§ **Stated exercise**
Review the listing and copy each line that holds the word "gold".

§ **Records from a dataset**
★ ★ ★ ★
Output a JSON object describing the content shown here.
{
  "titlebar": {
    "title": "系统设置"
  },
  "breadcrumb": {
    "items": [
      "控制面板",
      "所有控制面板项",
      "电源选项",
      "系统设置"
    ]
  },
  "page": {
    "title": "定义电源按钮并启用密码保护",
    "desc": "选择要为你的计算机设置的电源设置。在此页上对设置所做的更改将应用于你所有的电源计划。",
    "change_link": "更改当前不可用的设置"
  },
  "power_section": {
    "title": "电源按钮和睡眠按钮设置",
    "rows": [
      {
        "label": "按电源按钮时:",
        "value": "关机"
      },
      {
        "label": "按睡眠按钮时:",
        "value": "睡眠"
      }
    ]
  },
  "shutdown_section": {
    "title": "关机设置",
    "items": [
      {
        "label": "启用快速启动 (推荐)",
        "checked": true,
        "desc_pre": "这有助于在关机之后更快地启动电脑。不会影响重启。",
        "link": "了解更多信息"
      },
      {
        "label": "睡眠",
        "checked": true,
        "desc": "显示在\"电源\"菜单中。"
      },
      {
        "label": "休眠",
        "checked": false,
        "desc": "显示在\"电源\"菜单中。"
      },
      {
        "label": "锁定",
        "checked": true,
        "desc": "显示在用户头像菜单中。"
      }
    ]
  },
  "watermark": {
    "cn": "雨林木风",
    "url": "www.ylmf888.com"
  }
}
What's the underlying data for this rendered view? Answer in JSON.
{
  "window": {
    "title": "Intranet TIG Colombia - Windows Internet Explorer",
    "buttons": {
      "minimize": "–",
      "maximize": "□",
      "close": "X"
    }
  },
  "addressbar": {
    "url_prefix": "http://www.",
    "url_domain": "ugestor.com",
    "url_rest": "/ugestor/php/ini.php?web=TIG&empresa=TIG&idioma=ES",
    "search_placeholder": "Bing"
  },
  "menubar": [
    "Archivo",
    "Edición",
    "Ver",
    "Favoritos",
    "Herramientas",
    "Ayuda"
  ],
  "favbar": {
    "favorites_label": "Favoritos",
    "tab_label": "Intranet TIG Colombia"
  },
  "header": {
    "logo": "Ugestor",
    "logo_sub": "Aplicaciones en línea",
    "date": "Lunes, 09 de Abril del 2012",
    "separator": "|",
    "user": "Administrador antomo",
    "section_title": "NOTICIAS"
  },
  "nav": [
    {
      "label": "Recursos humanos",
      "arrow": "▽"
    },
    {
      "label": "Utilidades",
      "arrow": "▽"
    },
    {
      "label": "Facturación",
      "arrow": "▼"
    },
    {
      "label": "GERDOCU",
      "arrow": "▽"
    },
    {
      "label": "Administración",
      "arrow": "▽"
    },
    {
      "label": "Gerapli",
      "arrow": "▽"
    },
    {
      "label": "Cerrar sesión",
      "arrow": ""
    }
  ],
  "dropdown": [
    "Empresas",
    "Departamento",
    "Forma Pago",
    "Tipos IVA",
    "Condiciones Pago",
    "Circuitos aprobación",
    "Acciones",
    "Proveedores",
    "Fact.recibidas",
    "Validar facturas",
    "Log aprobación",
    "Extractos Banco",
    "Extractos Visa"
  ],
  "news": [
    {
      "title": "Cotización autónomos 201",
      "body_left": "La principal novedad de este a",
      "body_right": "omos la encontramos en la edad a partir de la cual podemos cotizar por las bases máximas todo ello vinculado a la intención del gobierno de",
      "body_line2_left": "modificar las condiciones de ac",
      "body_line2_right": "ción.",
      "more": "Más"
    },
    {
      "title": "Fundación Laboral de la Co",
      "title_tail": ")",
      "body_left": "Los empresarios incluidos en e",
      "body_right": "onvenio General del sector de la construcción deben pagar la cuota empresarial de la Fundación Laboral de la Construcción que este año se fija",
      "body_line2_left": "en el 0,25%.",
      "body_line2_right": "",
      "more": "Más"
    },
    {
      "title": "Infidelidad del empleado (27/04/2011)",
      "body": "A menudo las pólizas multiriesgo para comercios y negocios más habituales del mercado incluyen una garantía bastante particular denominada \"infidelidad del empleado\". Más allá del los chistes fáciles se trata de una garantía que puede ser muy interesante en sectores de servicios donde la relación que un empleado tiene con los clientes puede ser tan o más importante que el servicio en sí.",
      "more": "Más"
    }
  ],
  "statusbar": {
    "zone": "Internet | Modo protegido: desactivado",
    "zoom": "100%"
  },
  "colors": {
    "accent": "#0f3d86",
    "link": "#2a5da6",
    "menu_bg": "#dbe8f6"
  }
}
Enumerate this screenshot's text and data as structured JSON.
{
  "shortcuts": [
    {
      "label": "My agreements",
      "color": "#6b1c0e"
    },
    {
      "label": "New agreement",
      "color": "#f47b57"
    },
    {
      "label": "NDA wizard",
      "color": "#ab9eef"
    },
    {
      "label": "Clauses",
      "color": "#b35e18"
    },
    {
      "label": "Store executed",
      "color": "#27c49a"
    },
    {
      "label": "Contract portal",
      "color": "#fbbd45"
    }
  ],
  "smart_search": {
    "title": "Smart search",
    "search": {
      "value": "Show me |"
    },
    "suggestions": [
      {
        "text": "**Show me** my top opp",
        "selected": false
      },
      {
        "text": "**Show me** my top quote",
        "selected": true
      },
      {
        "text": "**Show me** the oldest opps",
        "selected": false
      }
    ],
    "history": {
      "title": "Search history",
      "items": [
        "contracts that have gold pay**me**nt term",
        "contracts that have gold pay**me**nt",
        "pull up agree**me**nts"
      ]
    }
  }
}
★ ★ ★ ★
§ **Problem solution**
        "contracts that have gold pay**me**nt term",
        "contracts that have gold pay**me**nt",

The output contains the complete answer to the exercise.